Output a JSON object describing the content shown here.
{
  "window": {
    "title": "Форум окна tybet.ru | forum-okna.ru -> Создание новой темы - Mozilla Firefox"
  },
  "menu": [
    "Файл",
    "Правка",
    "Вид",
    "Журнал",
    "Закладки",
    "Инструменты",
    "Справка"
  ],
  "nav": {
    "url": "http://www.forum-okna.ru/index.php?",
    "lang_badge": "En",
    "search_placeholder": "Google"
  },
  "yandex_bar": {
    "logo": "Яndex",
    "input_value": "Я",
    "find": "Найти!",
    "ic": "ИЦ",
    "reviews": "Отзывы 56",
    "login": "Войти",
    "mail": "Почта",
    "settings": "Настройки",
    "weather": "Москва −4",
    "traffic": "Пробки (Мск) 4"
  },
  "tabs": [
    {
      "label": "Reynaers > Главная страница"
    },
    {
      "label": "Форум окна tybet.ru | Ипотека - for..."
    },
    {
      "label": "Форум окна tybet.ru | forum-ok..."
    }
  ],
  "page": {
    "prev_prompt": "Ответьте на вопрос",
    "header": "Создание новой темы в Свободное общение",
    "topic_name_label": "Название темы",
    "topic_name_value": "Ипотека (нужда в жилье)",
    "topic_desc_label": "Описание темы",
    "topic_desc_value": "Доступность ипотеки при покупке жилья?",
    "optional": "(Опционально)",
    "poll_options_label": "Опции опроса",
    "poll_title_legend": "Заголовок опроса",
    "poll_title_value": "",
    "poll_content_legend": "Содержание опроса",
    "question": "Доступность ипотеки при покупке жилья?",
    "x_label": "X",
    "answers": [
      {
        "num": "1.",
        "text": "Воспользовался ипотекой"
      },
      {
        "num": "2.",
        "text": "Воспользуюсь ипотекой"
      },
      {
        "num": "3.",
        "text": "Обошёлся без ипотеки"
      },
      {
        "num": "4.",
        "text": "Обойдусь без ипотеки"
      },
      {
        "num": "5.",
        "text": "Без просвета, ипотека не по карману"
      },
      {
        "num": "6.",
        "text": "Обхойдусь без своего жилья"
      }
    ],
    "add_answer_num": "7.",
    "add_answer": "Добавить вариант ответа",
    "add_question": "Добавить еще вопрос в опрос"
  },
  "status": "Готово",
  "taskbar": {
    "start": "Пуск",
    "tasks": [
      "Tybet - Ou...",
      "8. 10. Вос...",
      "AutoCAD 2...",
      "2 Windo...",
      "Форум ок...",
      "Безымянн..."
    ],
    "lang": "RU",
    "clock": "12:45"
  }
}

----------

§ What the task requires
Report every line containing the word "ипотеки" from the listing above.

§ The completed task
    "topic_desc_value": "Доступность ипотеки при покупке жилья?",
    "question": "Доступность ипотеки при покупке жилья?",
        "text": "Обошёлся без ипотеки"
        "text": "Обойдусь без ипотеки"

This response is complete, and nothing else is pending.